WRITTEN EXERCISE ▸ Leave out the pictures and repeat the rest of the material exactly.

DATA EXTRACT ▸
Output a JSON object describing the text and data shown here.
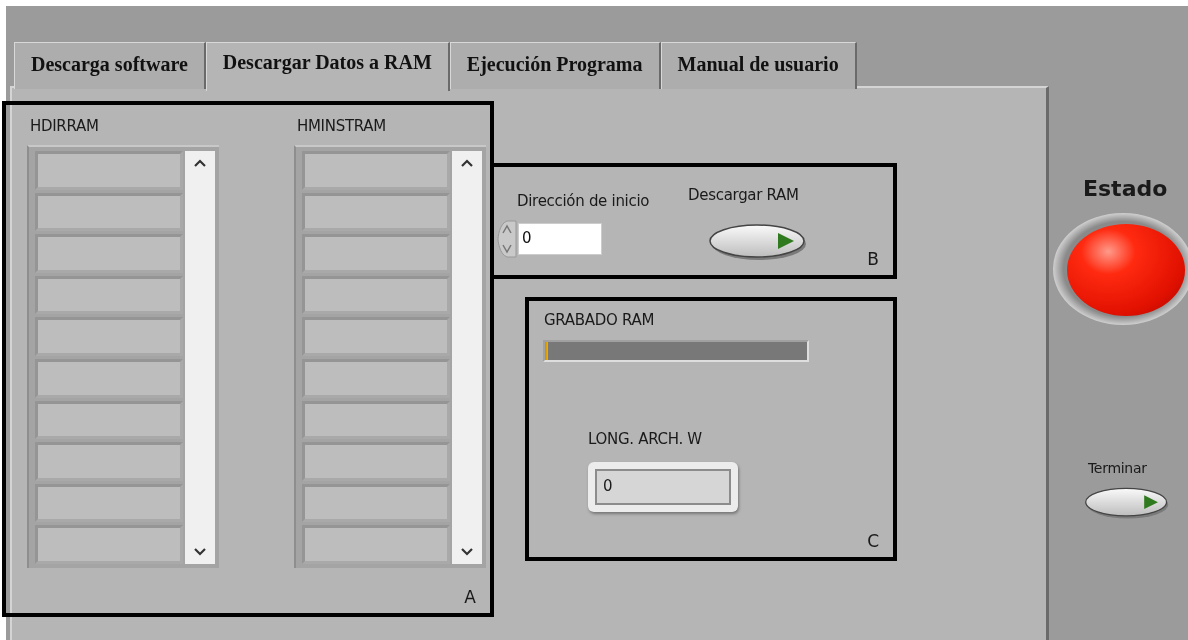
{
  "tabs": [
    {
      "label": "Descarga software",
      "selected": false
    },
    {
      "label": "Descargar Datos a RAM",
      "selected": true
    },
    {
      "label": "Ejecución Programa",
      "selected": false
    },
    {
      "label": "Manual de usuario",
      "selected": false
    }
  ],
  "arrays": [
    {
      "label": "HDIRRAM"
    },
    {
      "label": "HMINSTRAM"
    }
  ],
  "start_address": {
    "label": "Dirección de inicio",
    "value": "0"
  },
  "download_button": {
    "label": "Descargar RAM"
  },
  "progress": {
    "label": "GRABADO RAM",
    "level": 0.01
  },
  "file_length": {
    "label": "LONG. ARCH. W",
    "value": "0"
  },
  "frames": [
    {
      "letter": "A"
    },
    {
      "letter": "B"
    },
    {
      "letter": "C"
    }
  ],
  "status": {
    "label": "Estado",
    "on": true
  },
  "stop_button": {
    "label": "Terminar"
  }
}
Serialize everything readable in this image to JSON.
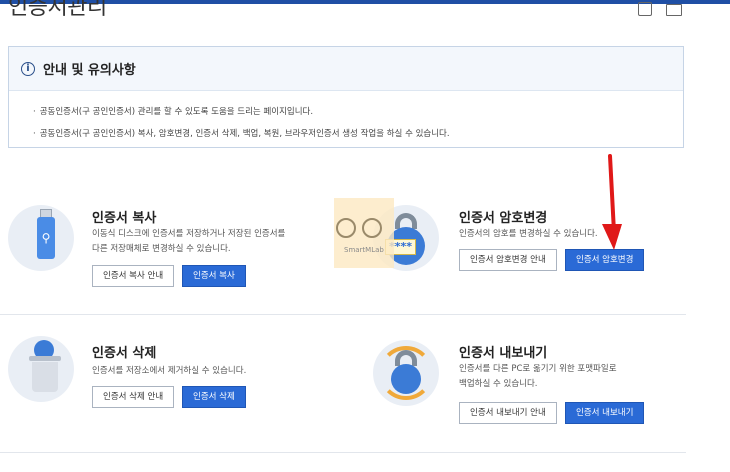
{
  "page": {
    "title": "인증서관리"
  },
  "notice": {
    "title": "안내 및 유의사항",
    "items": [
      "공동인증서(구 공인인증서) 관리를 할 수 있도록 도움을 드리는 페이지입니다.",
      "공동인증서(구 공인인증서) 복사, 암호변경, 인증서 삭제, 백업, 복원, 브라우저인증서 생성 작업을 하실 수 있습니다."
    ]
  },
  "cards": {
    "copy": {
      "title": "인증서 복사",
      "desc": [
        "이동식 디스크에 인증서를 저장하거나 저장된 인증서를",
        "다른 저장매체로 변경하실 수 있습니다."
      ],
      "guide": "인증서 복사 안내",
      "action": "인증서 복사"
    },
    "password": {
      "title": "인증서 암호변경",
      "desc": [
        "인증서의 암호를 변경하실 수 있습니다."
      ],
      "guide": "인증서 암호변경 안내",
      "action": "인증서 암호변경",
      "stars": "****"
    },
    "delete": {
      "title": "인증서 삭제",
      "desc": [
        "인증서를 저장소에서 제거하실 수 있습니다."
      ],
      "guide": "인증서 삭제 안내",
      "action": "인증서 삭제"
    },
    "export": {
      "title": "인증서 내보내기",
      "desc": [
        "인증서를 다른 PC로 옮기기 위한 포맷파일로",
        "백업하실 수 있습니다."
      ],
      "guide": "인증서 내보내기 안내",
      "action": "인증서 내보내기"
    }
  },
  "watermark": "SmartMLab",
  "colors": {
    "primary": "#2a6ad6",
    "arrow": "#e01818",
    "accent": "#1f4fa5"
  },
  "icons": [
    "info-icon",
    "usb-icon",
    "lock-icon",
    "trash-icon",
    "export-icon",
    "download-icon",
    "print-icon",
    "arrow-annotation"
  ]
}
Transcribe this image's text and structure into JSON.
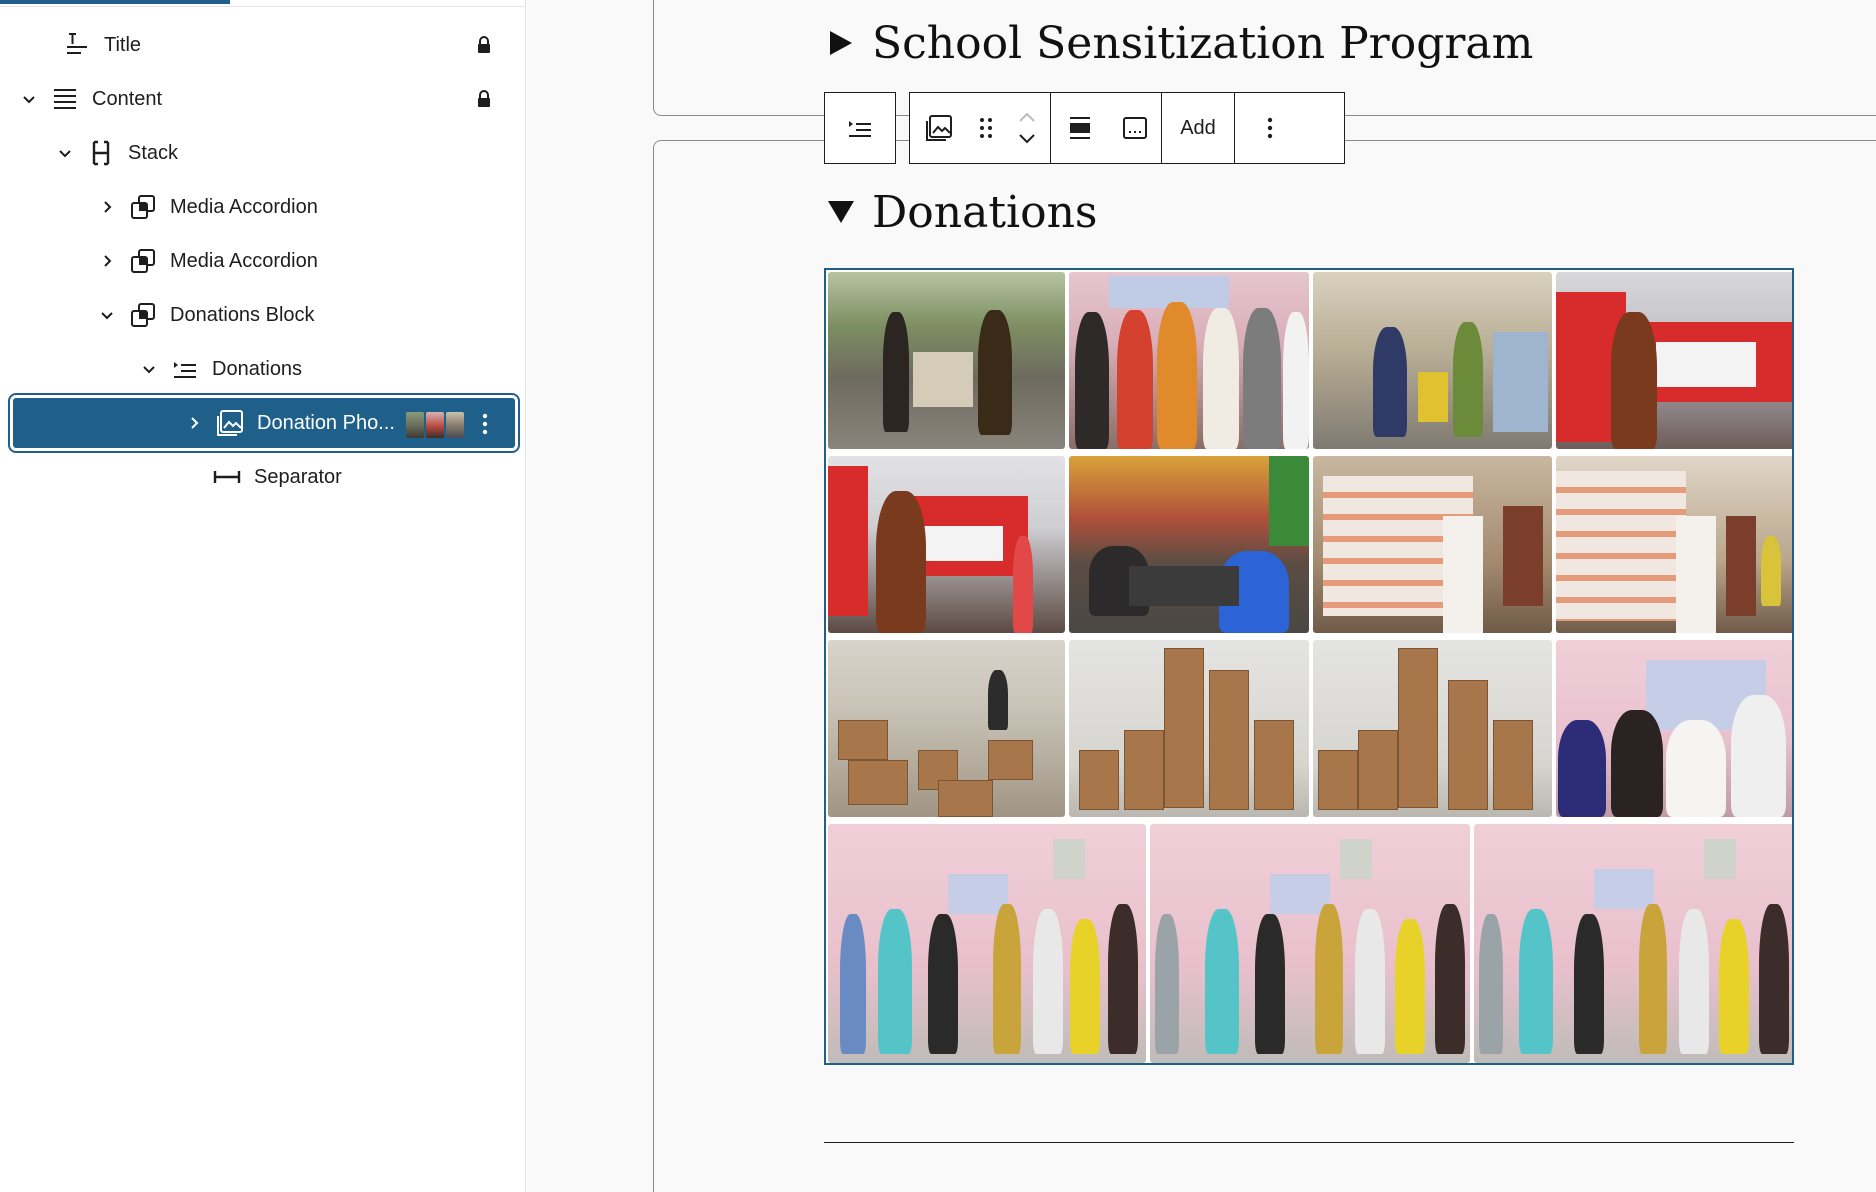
{
  "list_view": {
    "items": [
      {
        "label": "Title",
        "icon": "title-icon",
        "locked": true
      },
      {
        "label": "Content",
        "icon": "content-icon",
        "locked": true,
        "expanded": true
      },
      {
        "label": "Stack",
        "icon": "stack-icon",
        "expanded": true
      },
      {
        "label": "Media Accordion",
        "icon": "block-copy-icon",
        "expanded": false
      },
      {
        "label": "Media Accordion",
        "icon": "block-copy-icon",
        "expanded": false
      },
      {
        "label": "Donations Block",
        "icon": "block-copy-icon",
        "expanded": true
      },
      {
        "label": "Donations",
        "icon": "details-icon",
        "expanded": true
      },
      {
        "label": "Donation Pho...",
        "icon": "gallery-icon",
        "expanded": false,
        "selected": true
      },
      {
        "label": "Separator",
        "icon": "separator-icon"
      }
    ]
  },
  "editor": {
    "section1_heading": "School Sensitization Program",
    "section2_heading": "Donations",
    "toolbar": {
      "add_label": "Add"
    }
  },
  "colors": {
    "accent": "#1e6089",
    "canvas_bg": "#f9f9f9"
  }
}
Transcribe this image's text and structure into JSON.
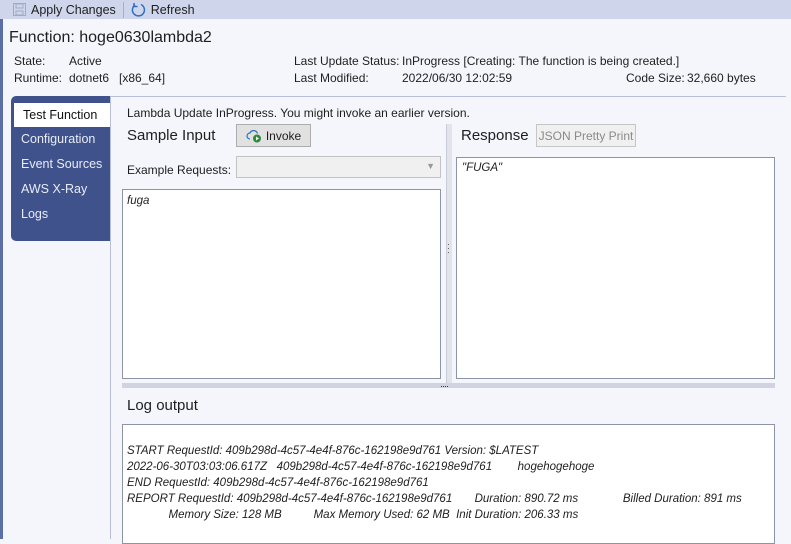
{
  "toolbar": {
    "apply_label": "Apply Changes",
    "refresh_label": "Refresh"
  },
  "header": {
    "title": "Function: hoge0630lambda2",
    "state_label": "State:",
    "state_value": "Active",
    "runtime_label": "Runtime:",
    "runtime_value": "dotnet6",
    "arch_value": "[x86_64]",
    "status_label": "Last Update Status:",
    "status_value": "InProgress [Creating: The function is being created.]",
    "modified_label": "Last Modified:",
    "modified_value": "2022/06/30 12:02:59",
    "codesize_label": "Code Size:",
    "codesize_value": "32,660 bytes"
  },
  "sidebar": {
    "items": [
      {
        "label": "Test Function"
      },
      {
        "label": "Configuration"
      },
      {
        "label": "Event Sources"
      },
      {
        "label": "AWS X-Ray"
      },
      {
        "label": "Logs"
      }
    ]
  },
  "main": {
    "notice": "Lambda Update InProgress. You might invoke an earlier version.",
    "sample_input_label": "Sample Input",
    "invoke_label": "Invoke",
    "example_requests_label": "Example Requests:",
    "example_requests_value": "",
    "input_value": "fuga",
    "response_label": "Response",
    "pretty_print_label": "JSON Pretty Print",
    "response_value": "\"FUGA\"",
    "log_label": "Log output",
    "log_lines": [
      "START RequestId: 409b298d-4c57-4e4f-876c-162198e9d761 Version: $LATEST",
      "2022-06-30T03:03:06.617Z   409b298d-4c57-4e4f-876c-162198e9d761        hogehogehoge",
      "END RequestId: 409b298d-4c57-4e4f-876c-162198e9d761",
      "REPORT RequestId: 409b298d-4c57-4e4f-876c-162198e9d761       Duration: 890.72 ms              Billed Duration: 891 ms",
      "             Memory Size: 128 MB          Max Memory Used: 62 MB  Init Duration: 206.33 ms"
    ]
  }
}
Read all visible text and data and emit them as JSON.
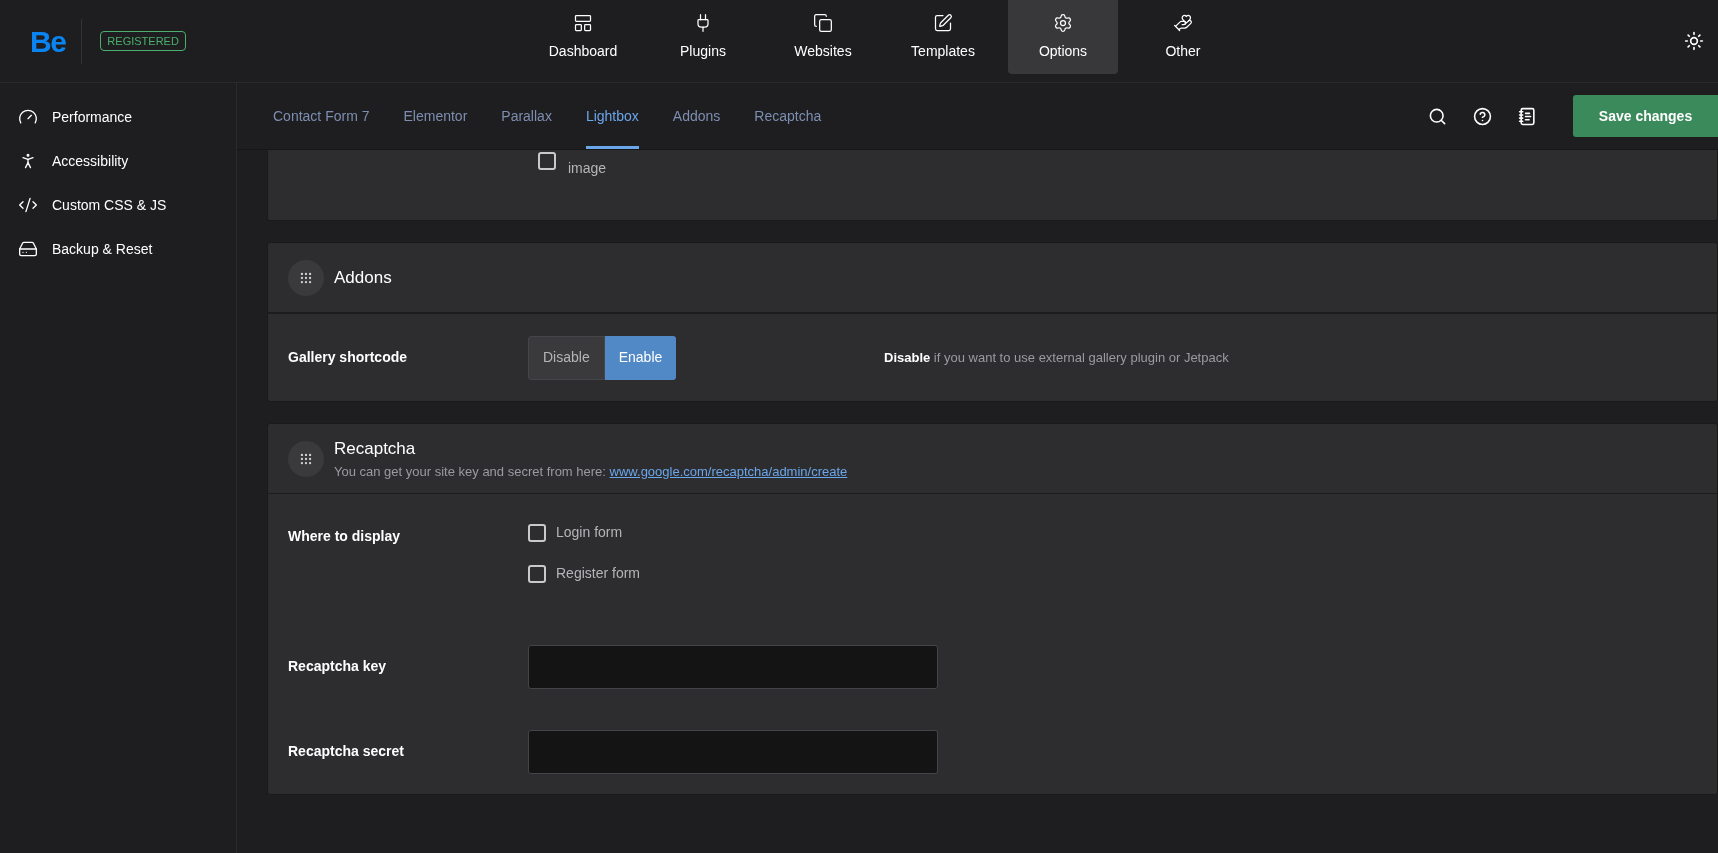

COMPLETE ANSWER ▸
Output a JSON object describing the text and data shown here.
{
  "tabs": [
    {
      "label": "Descarga software",
      "selected": false
    },
    {
      "label": "Descargar Datos a RAM",
      "selected": true
    },
    {
      "label": "Ejecución Programa",
      "selected": false
    },
    {
      "label": "Manual de usuario",
      "selected": false
    }
  ],
  "arrays": [
    {
      "label": "HDIRRAM"
    },
    {
      "label": "HMINSTRAM"
    }
  ],
  "start_address": {
    "label": "Dirección de inicio",
    "value": "0"
  },
  "download_button": {
    "label": "Descargar RAM"
  },
  "progress": {
    "label": "GRABADO RAM",
    "level": 0.01
  },
  "file_length": {
    "label": "LONG. ARCH. W",
    "value": "0"
  },
  "frames": [
    {
      "letter": "A"
    },
    {
      "letter": "B"
    },
    {
      "letter": "C"
    }
  ],
  "status": {
    "label": "Estado",
    "on": true
  },
  "stop_button": {
    "label": "Terminar"
  }
}
Serialize everything readable in this image to JSON.
{
  "page": {
    "title": "인증서관리"
  },
  "notice": {
    "title": "안내 및 유의사항",
    "items": [
      "공동인증서(구 공인인증서) 관리를 할 수 있도록 도움을 드리는 페이지입니다.",
      "공동인증서(구 공인인증서) 복사, 암호변경, 인증서 삭제, 백업, 복원, 브라우저인증서 생성 작업을 하실 수 있습니다."
    ]
  },
  "cards": {
    "copy": {
      "title": "인증서 복사",
      "desc": [
        "이동식 디스크에 인증서를 저장하거나 저장된 인증서를",
        "다른 저장매체로 변경하실 수 있습니다."
      ],
      "guide": "인증서 복사 안내",
      "action": "인증서 복사"
    },
    "password": {
      "title": "인증서 암호변경",
      "desc": [
        "인증서의 암호를 변경하실 수 있습니다."
      ],
      "guide": "인증서 암호변경 안내",
      "action": "인증서 암호변경",
      "stars": "****"
    },
    "delete": {
      "title": "인증서 삭제",
      "desc": [
        "인증서를 저장소에서 제거하실 수 있습니다."
      ],
      "guide": "인증서 삭제 안내",
      "action": "인증서 삭제"
    },
    "export": {
      "title": "인증서 내보내기",
      "desc": [
        "인증서를 다른 PC로 옮기기 위한 포맷파일로",
        "백업하실 수 있습니다."
      ],
      "guide": "인증서 내보내기 안내",
      "action": "인증서 내보내기"
    }
  },
  "watermark": "SmartMLab",
  "colors": {
    "primary": "#2a6ad6",
    "arrow": "#e01818",
    "accent": "#1f4fa5"
  },
  "icons": [
    "info-icon",
    "usb-icon",
    "lock-icon",
    "trash-icon",
    "export-icon",
    "download-icon",
    "print-icon",
    "arrow-annotation"
  ]
}
Transcribe this image's text and structure into JSON.
{
  "list_view": {
    "items": [
      {
        "label": "Title",
        "icon": "title-icon",
        "locked": true
      },
      {
        "label": "Content",
        "icon": "content-icon",
        "locked": true,
        "expanded": true
      },
      {
        "label": "Stack",
        "icon": "stack-icon",
        "expanded": true
      },
      {
        "label": "Media Accordion",
        "icon": "block-copy-icon",
        "expanded": false
      },
      {
        "label": "Media Accordion",
        "icon": "block-copy-icon",
        "expanded": false
      },
      {
        "label": "Donations Block",
        "icon": "block-copy-icon",
        "expanded": true
      },
      {
        "label": "Donations",
        "icon": "details-icon",
        "expanded": true
      },
      {
        "label": "Donation Pho...",
        "icon": "gallery-icon",
        "expanded": false,
        "selected": true
      },
      {
        "label": "Separator",
        "icon": "separator-icon"
      }
    ]
  },
  "editor": {
    "section1_heading": "School Sensitization Program",
    "section2_heading": "Donations",
    "toolbar": {
      "add_label": "Add"
    }
  },
  "colors": {
    "accent": "#1e6089",
    "canvas_bg": "#f9f9f9"
  }
}
Transcribe this image's text and structure into JSON.
{
  "toolbar": {
    "apply_label": "Apply Changes",
    "refresh_label": "Refresh"
  },
  "header": {
    "title": "Function: hoge0630lambda2",
    "state_label": "State:",
    "state_value": "Active",
    "runtime_label": "Runtime:",
    "runtime_value": "dotnet6",
    "arch_value": "[x86_64]",
    "status_label": "Last Update Status:",
    "status_value": "InProgress [Creating: The function is being created.]",
    "modified_label": "Last Modified:",
    "modified_value": "2022/06/30 12:02:59",
    "codesize_label": "Code Size:",
    "codesize_value": "32,660 bytes"
  },
  "sidebar": {
    "items": [
      {
        "label": "Test Function"
      },
      {
        "label": "Configuration"
      },
      {
        "label": "Event Sources"
      },
      {
        "label": "AWS X-Ray"
      },
      {
        "label": "Logs"
      }
    ]
  },
  "main": {
    "notice": "Lambda Update InProgress. You might invoke an earlier version.",
    "sample_input_label": "Sample Input",
    "invoke_label": "Invoke",
    "example_requests_label": "Example Requests:",
    "example_requests_value": "",
    "input_value": "fuga",
    "response_label": "Response",
    "pretty_print_label": "JSON Pretty Print",
    "response_value": "\"FUGA\"",
    "log_label": "Log output",
    "log_lines": [
      "START RequestId: 409b298d-4c57-4e4f-876c-162198e9d761 Version: $LATEST",
      "2022-06-30T03:03:06.617Z   409b298d-4c57-4e4f-876c-162198e9d761        hogehogehoge",
      "END RequestId: 409b298d-4c57-4e4f-876c-162198e9d761",
      "REPORT RequestId: 409b298d-4c57-4e4f-876c-162198e9d761       Duration: 890.72 ms              Billed Duration: 891 ms",
      "             Memory Size: 128 MB          Max Memory Used: 62 MB  Init Duration: 206.33 ms"
    ]
  }
}
Read all visible text and data and emit them as JSON.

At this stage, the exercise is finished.